◆ THE RECORDS ◆
[start]

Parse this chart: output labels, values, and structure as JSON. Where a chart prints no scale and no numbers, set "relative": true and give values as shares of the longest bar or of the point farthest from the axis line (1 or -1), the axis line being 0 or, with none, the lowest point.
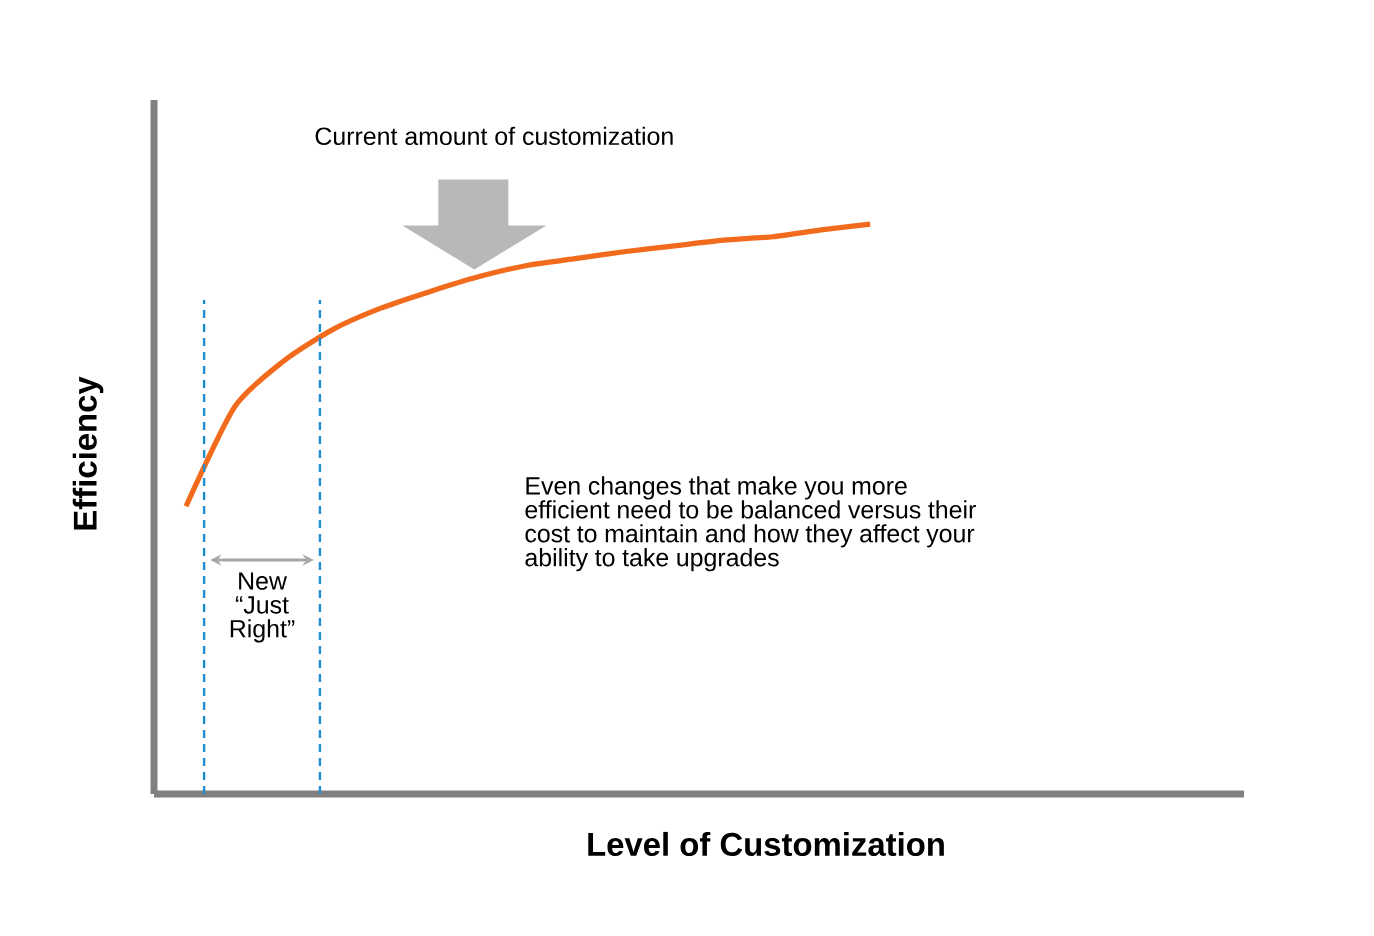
{
  "chart_data": {
    "type": "line",
    "relative": true,
    "xlabel": "Level of Customization",
    "ylabel": "Efficiency",
    "color": "#f26b1d",
    "categories": [
      null,
      null,
      null,
      null,
      null,
      null,
      null,
      null,
      null,
      null,
      null,
      null,
      null,
      null,
      null
    ],
    "values": [
      0.505,
      0.68,
      0.76,
      0.815,
      0.853,
      0.882,
      0.908,
      0.928,
      0.94,
      0.952,
      0.962,
      0.972,
      0.978,
      0.99,
      1
    ],
    "annotations": [
      "Current amount of customization",
      "New “Just Right”",
      "Even changes that make you more efficient need to be balanced versus their cost to maintain and how they affect your ability to take upgrades"
    ]
  }
}
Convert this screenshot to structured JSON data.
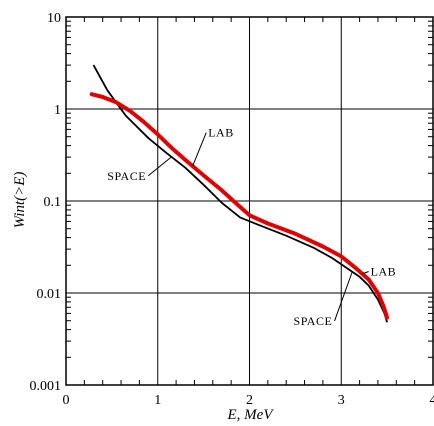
{
  "chart_data": {
    "type": "line",
    "xlabel": "E, MeV",
    "ylabel": "Wint(>E)",
    "xlim": [
      0,
      4
    ],
    "ylim": [
      0.001,
      10
    ],
    "y_scale": "log",
    "grid": true,
    "x_ticks": [
      "0",
      "1",
      "2",
      "3",
      "4"
    ],
    "y_ticks": [
      {
        "value": 10,
        "label": "10"
      },
      {
        "value": 1,
        "label": "1"
      },
      {
        "value": 0.1,
        "label": "0.1"
      },
      {
        "value": 0.01,
        "label": "0.01"
      },
      {
        "value": 0.001,
        "label": "0.001"
      }
    ],
    "series": [
      {
        "name": "SPACE",
        "color": "#000000",
        "style": "solid",
        "points": [
          [
            0.3,
            3.0
          ],
          [
            0.45,
            1.6
          ],
          [
            0.65,
            0.85
          ],
          [
            0.9,
            0.48
          ],
          [
            1.1,
            0.33
          ],
          [
            1.3,
            0.23
          ],
          [
            1.5,
            0.15
          ],
          [
            1.7,
            0.095
          ],
          [
            1.9,
            0.066
          ],
          [
            2.1,
            0.055
          ],
          [
            2.4,
            0.042
          ],
          [
            2.7,
            0.031
          ],
          [
            2.9,
            0.024
          ],
          [
            3.05,
            0.019
          ],
          [
            3.2,
            0.015
          ],
          [
            3.3,
            0.012
          ],
          [
            3.4,
            0.0085
          ],
          [
            3.47,
            0.006
          ],
          [
            3.5,
            0.0048
          ]
        ]
      },
      {
        "name": "LAB",
        "color": "#e60000",
        "style": "dotted-thick",
        "points": [
          [
            0.28,
            1.45
          ],
          [
            0.4,
            1.35
          ],
          [
            0.55,
            1.18
          ],
          [
            0.7,
            0.95
          ],
          [
            0.85,
            0.72
          ],
          [
            1.0,
            0.53
          ],
          [
            1.15,
            0.38
          ],
          [
            1.3,
            0.28
          ],
          [
            1.5,
            0.19
          ],
          [
            1.7,
            0.13
          ],
          [
            1.85,
            0.095
          ],
          [
            2.0,
            0.07
          ],
          [
            2.2,
            0.057
          ],
          [
            2.5,
            0.044
          ],
          [
            2.8,
            0.032
          ],
          [
            3.0,
            0.025
          ],
          [
            3.15,
            0.019
          ],
          [
            3.3,
            0.014
          ],
          [
            3.4,
            0.01
          ],
          [
            3.46,
            0.0072
          ],
          [
            3.5,
            0.0054
          ]
        ]
      }
    ],
    "annotations": [
      {
        "text": "LAB",
        "x": 1.55,
        "y": 0.5
      },
      {
        "text": "SPACE",
        "x": 0.45,
        "y": 0.17
      },
      {
        "text": "LAB",
        "x": 3.32,
        "y": 0.0155
      },
      {
        "text": "SPACE",
        "x": 2.48,
        "y": 0.0045
      }
    ]
  }
}
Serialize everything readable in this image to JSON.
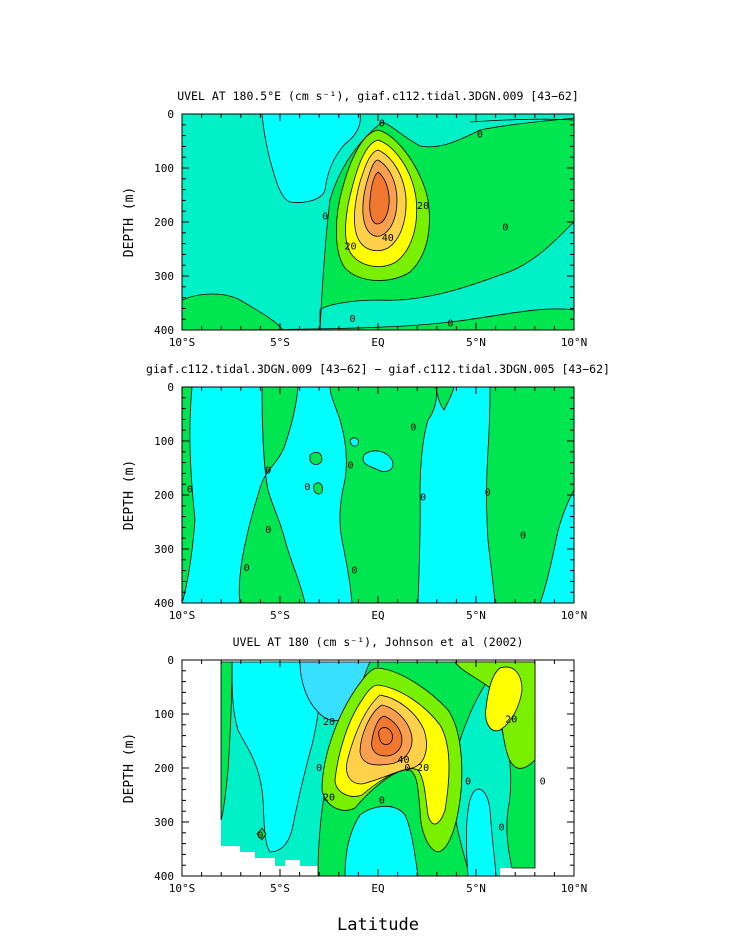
{
  "figure": {
    "xlabel": "Latitude"
  },
  "chart_data": [
    {
      "type": "contour",
      "title": "UVEL AT 180.5°E (cm s⁻¹), giaf.c112.tidal.3DGN.009 [43−62]",
      "ylabel": "DEPTH (m)",
      "xlim": [
        -10,
        10
      ],
      "ylim": [
        400,
        0
      ],
      "x_ticks": [
        "10°S",
        "5°S",
        "EQ",
        "5°N",
        "10°N"
      ],
      "y_ticks": [
        "0",
        "100",
        "200",
        "300",
        "400"
      ],
      "contour_labels": [
        {
          "text": "0",
          "x": 0.2,
          "y": 18
        },
        {
          "text": "0",
          "x": 5.2,
          "y": 38
        },
        {
          "text": "0",
          "x": 6.5,
          "y": 210
        },
        {
          "text": "0",
          "x": -2.7,
          "y": 190
        },
        {
          "text": "0",
          "x": -1.3,
          "y": 380
        },
        {
          "text": "0",
          "x": 3.7,
          "y": 388
        },
        {
          "text": "20",
          "x": 2.3,
          "y": 170
        },
        {
          "text": "20",
          "x": -1.4,
          "y": 245
        },
        {
          "text": "40",
          "x": 0.5,
          "y": 230
        }
      ],
      "jet": {
        "center_x": 0.0,
        "center_depth": 165,
        "max": 70
      }
    },
    {
      "type": "contour",
      "title": "giaf.c112.tidal.3DGN.009 [43−62] − giaf.c112.tidal.3DGN.005 [43−62]",
      "ylabel": "DEPTH (m)",
      "xlim": [
        -10,
        10
      ],
      "ylim": [
        400,
        0
      ],
      "x_ticks": [
        "10°S",
        "5°S",
        "EQ",
        "5°N",
        "10°N"
      ],
      "y_ticks": [
        "0",
        "100",
        "200",
        "300",
        "400"
      ],
      "contour_labels": [
        {
          "text": "0",
          "x": -9.6,
          "y": 190
        },
        {
          "text": "0",
          "x": -5.6,
          "y": 155
        },
        {
          "text": "0",
          "x": -5.6,
          "y": 265
        },
        {
          "text": "0",
          "x": -6.7,
          "y": 335
        },
        {
          "text": "0",
          "x": -3.6,
          "y": 185
        },
        {
          "text": "0",
          "x": -1.4,
          "y": 145
        },
        {
          "text": "0",
          "x": -1.2,
          "y": 340
        },
        {
          "text": "0",
          "x": 1.8,
          "y": 75
        },
        {
          "text": "0",
          "x": 2.3,
          "y": 205
        },
        {
          "text": "0",
          "x": 5.6,
          "y": 195
        },
        {
          "text": "0",
          "x": 7.4,
          "y": 275
        }
      ]
    },
    {
      "type": "contour",
      "title": "UVEL AT 180 (cm s⁻¹), Johnson et al (2002)",
      "ylabel": "DEPTH (m)",
      "xlim": [
        -10,
        10
      ],
      "ylim": [
        400,
        0
      ],
      "x_ticks": [
        "10°S",
        "5°S",
        "EQ",
        "5°N",
        "10°N"
      ],
      "y_ticks": [
        "0",
        "100",
        "200",
        "300",
        "400"
      ],
      "contour_labels": [
        {
          "text": "20",
          "x": -2.5,
          "y": 115
        },
        {
          "text": "20",
          "x": 6.8,
          "y": 110
        },
        {
          "text": "20",
          "x": 2.3,
          "y": 200
        },
        {
          "text": "20",
          "x": -2.5,
          "y": 255
        },
        {
          "text": "40",
          "x": 1.3,
          "y": 185
        },
        {
          "text": "0",
          "x": -3.0,
          "y": 200
        },
        {
          "text": "0",
          "x": -6.0,
          "y": 325
        },
        {
          "text": "0",
          "x": 1.5,
          "y": 200
        },
        {
          "text": "0",
          "x": 4.6,
          "y": 225
        },
        {
          "text": "0",
          "x": 8.4,
          "y": 225
        },
        {
          "text": "0",
          "x": 6.3,
          "y": 310
        },
        {
          "text": "0",
          "x": 0.2,
          "y": 260
        }
      ],
      "jet": {
        "center_x": 0.3,
        "center_depth": 165,
        "max": 60
      }
    }
  ],
  "colors": {
    "cyan": "#00FFFF",
    "aqua_green": "#00F0C8",
    "green": "#00E650",
    "lime": "#78F000",
    "yellow": "#FFFF00",
    "gold": "#FFD04A",
    "orange": "#F8A050",
    "dark_orange": "#F07830",
    "light_blue": "#38E0FF"
  }
}
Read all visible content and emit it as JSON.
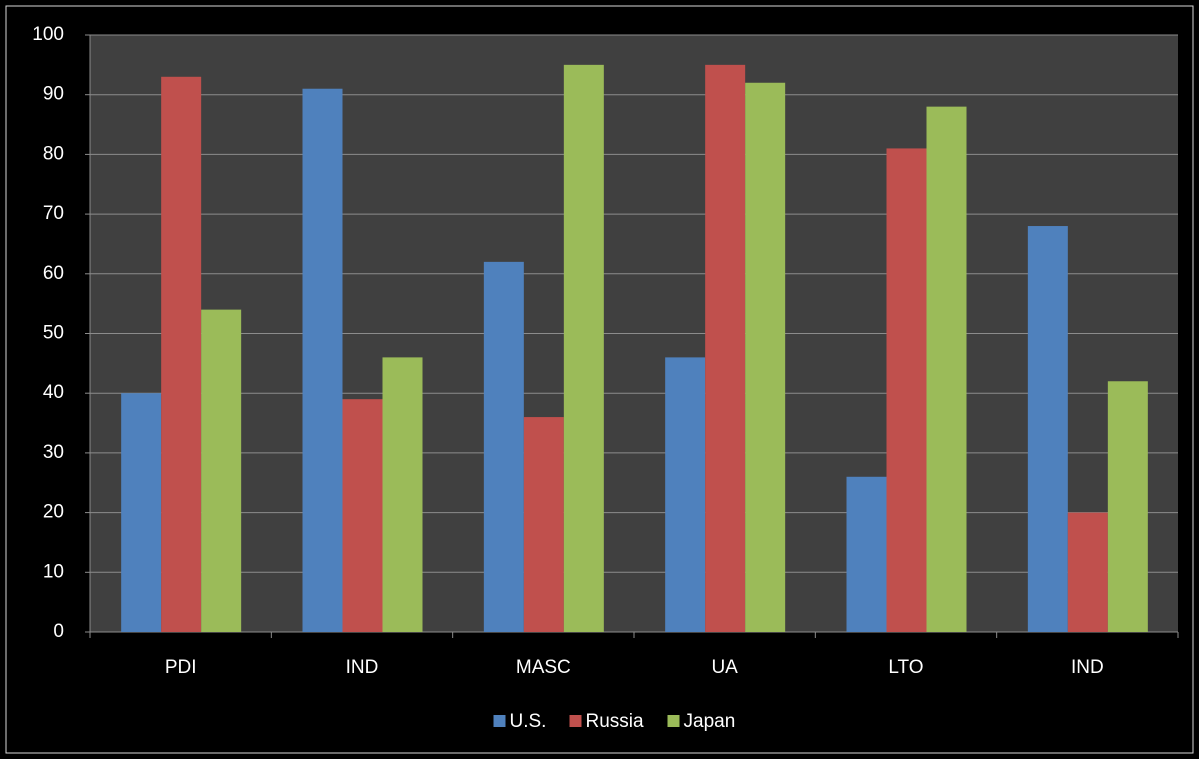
{
  "chart_data": {
    "type": "bar",
    "categories": [
      "PDI",
      "IND",
      "MASC",
      "UA",
      "LTO",
      "IND"
    ],
    "series": [
      {
        "name": "U.S.",
        "color": "#4f81bd",
        "values": [
          40,
          91,
          62,
          46,
          26,
          68
        ]
      },
      {
        "name": "Russia",
        "color": "#c0504d",
        "values": [
          93,
          39,
          36,
          95,
          81,
          20
        ]
      },
      {
        "name": "Japan",
        "color": "#9bbb59",
        "values": [
          54,
          46,
          95,
          92,
          88,
          42
        ]
      }
    ],
    "ylim": [
      0,
      100
    ],
    "yticks": [
      0,
      10,
      20,
      30,
      40,
      50,
      60,
      70,
      80,
      90,
      100
    ],
    "grid": true,
    "legend": "bottom"
  }
}
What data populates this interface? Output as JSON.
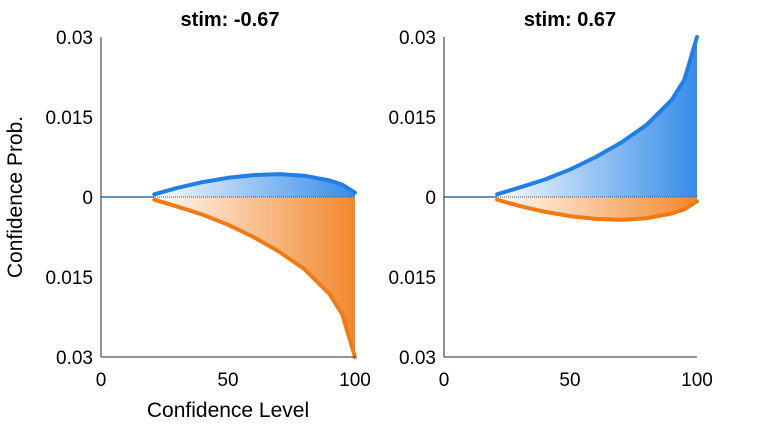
{
  "chart_data": [
    {
      "type": "area",
      "title": "stim: -0.67",
      "xlabel": "Confidence Level",
      "ylabel": "Confidence Prob.",
      "xlim": [
        0,
        100
      ],
      "ylim": [
        -0.03,
        0.03
      ],
      "x_ticks": [
        "0",
        "50",
        "100"
      ],
      "y_ticks": [
        "0.03",
        "0.015",
        "0",
        "0.015",
        "0.03"
      ],
      "x_start": 21,
      "series": [
        {
          "color": "#1f7fe6",
          "x": [
            21,
            30,
            40,
            50,
            60,
            70,
            80,
            90,
            95,
            100
          ],
          "values": [
            0.0005,
            0.0017,
            0.0028,
            0.0036,
            0.0041,
            0.0043,
            0.004,
            0.0031,
            0.0023,
            0.0008
          ]
        },
        {
          "color": "#f07a14",
          "x": [
            21,
            30,
            40,
            50,
            60,
            70,
            80,
            90,
            95,
            100
          ],
          "values": [
            -0.0005,
            -0.0018,
            -0.0033,
            -0.0052,
            -0.0075,
            -0.0102,
            -0.0135,
            -0.0182,
            -0.022,
            -0.03
          ]
        }
      ]
    },
    {
      "type": "area",
      "title": "stim:  0.67",
      "xlabel": "",
      "ylabel": "",
      "xlim": [
        0,
        100
      ],
      "ylim": [
        -0.03,
        0.03
      ],
      "x_ticks": [
        "0",
        "50",
        "100"
      ],
      "y_ticks": [
        "0.03",
        "0.015",
        "0",
        "0.015",
        "0.03"
      ],
      "x_start": 21,
      "series": [
        {
          "color": "#1f7fe6",
          "x": [
            21,
            30,
            40,
            50,
            60,
            70,
            80,
            90,
            95,
            100
          ],
          "values": [
            0.0005,
            0.0018,
            0.0033,
            0.0052,
            0.0075,
            0.0102,
            0.0135,
            0.0182,
            0.022,
            0.03
          ]
        },
        {
          "color": "#f07a14",
          "x": [
            21,
            30,
            40,
            50,
            60,
            70,
            80,
            90,
            95,
            100
          ],
          "values": [
            -0.0005,
            -0.0017,
            -0.0028,
            -0.0036,
            -0.0041,
            -0.0043,
            -0.004,
            -0.0031,
            -0.0023,
            -0.0008
          ]
        }
      ]
    }
  ]
}
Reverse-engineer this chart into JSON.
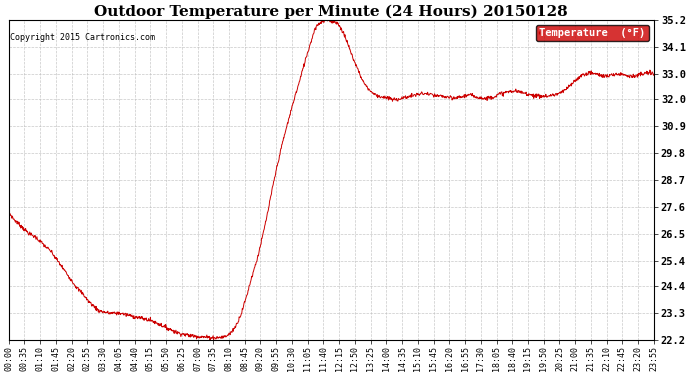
{
  "title": "Outdoor Temperature per Minute (24 Hours) 20150128",
  "copyright_text": "Copyright 2015 Cartronics.com",
  "legend_label": "Temperature  (°F)",
  "line_color": "#cc0000",
  "legend_bg": "#cc0000",
  "legend_text_color": "#ffffff",
  "background_color": "#ffffff",
  "grid_color": "#bbbbbb",
  "ylim": [
    22.2,
    35.2
  ],
  "yticks": [
    22.2,
    23.3,
    24.4,
    25.4,
    26.5,
    27.6,
    28.7,
    29.8,
    30.9,
    32.0,
    33.0,
    34.1,
    35.2
  ],
  "title_fontsize": 11,
  "copyright_fontsize": 6,
  "xlabel_fontsize": 6,
  "ylabel_fontsize": 7.5,
  "xtick_labels": [
    "00:00",
    "00:35",
    "01:10",
    "01:45",
    "02:20",
    "02:55",
    "03:30",
    "04:05",
    "04:40",
    "05:15",
    "05:50",
    "06:25",
    "07:00",
    "07:35",
    "08:10",
    "08:45",
    "09:20",
    "09:55",
    "10:30",
    "11:05",
    "11:40",
    "12:15",
    "12:50",
    "13:25",
    "14:00",
    "14:35",
    "15:10",
    "15:45",
    "16:20",
    "16:55",
    "17:30",
    "18:05",
    "18:40",
    "19:15",
    "19:50",
    "20:25",
    "21:00",
    "21:35",
    "22:10",
    "22:45",
    "23:20",
    "23:55"
  ],
  "temperature_profile": [
    27.4,
    27.1,
    26.9,
    26.7,
    26.5,
    26.4,
    26.2,
    26.0,
    25.8,
    25.5,
    25.2,
    24.9,
    24.6,
    24.3,
    24.1,
    23.8,
    23.6,
    23.4,
    23.35,
    23.3,
    23.3,
    23.3,
    23.25,
    23.2,
    23.15,
    23.1,
    23.05,
    23.0,
    22.9,
    22.8,
    22.7,
    22.6,
    22.5,
    22.45,
    22.4,
    22.38,
    22.35,
    22.33,
    22.32,
    22.3,
    22.32,
    22.35,
    22.5,
    22.8,
    23.3,
    24.0,
    24.8,
    25.5,
    26.4,
    27.4,
    28.5,
    29.5,
    30.4,
    31.2,
    32.0,
    32.7,
    33.5,
    34.2,
    34.9,
    35.1,
    35.2,
    35.15,
    35.1,
    34.8,
    34.3,
    33.7,
    33.2,
    32.7,
    32.4,
    32.2,
    32.1,
    32.05,
    32.0,
    31.95,
    32.0,
    32.05,
    32.1,
    32.15,
    32.2,
    32.2,
    32.15,
    32.1,
    32.1,
    32.05,
    32.0,
    32.05,
    32.1,
    32.15,
    32.1,
    32.05,
    32.0,
    32.05,
    32.1,
    32.2,
    32.25,
    32.3,
    32.3,
    32.25,
    32.2,
    32.15,
    32.1,
    32.1,
    32.1,
    32.15,
    32.2,
    32.3,
    32.5,
    32.7,
    32.9,
    33.0,
    33.05,
    33.0,
    32.95,
    32.9,
    32.95,
    33.0,
    33.0,
    32.95,
    32.9,
    32.95,
    33.0,
    33.05,
    33.0
  ]
}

[end]

◆ WHAT IS EXPECTED ◆
Report only how many lines in the entries contain "Level".

◆ WORKED ANSWER ◆
2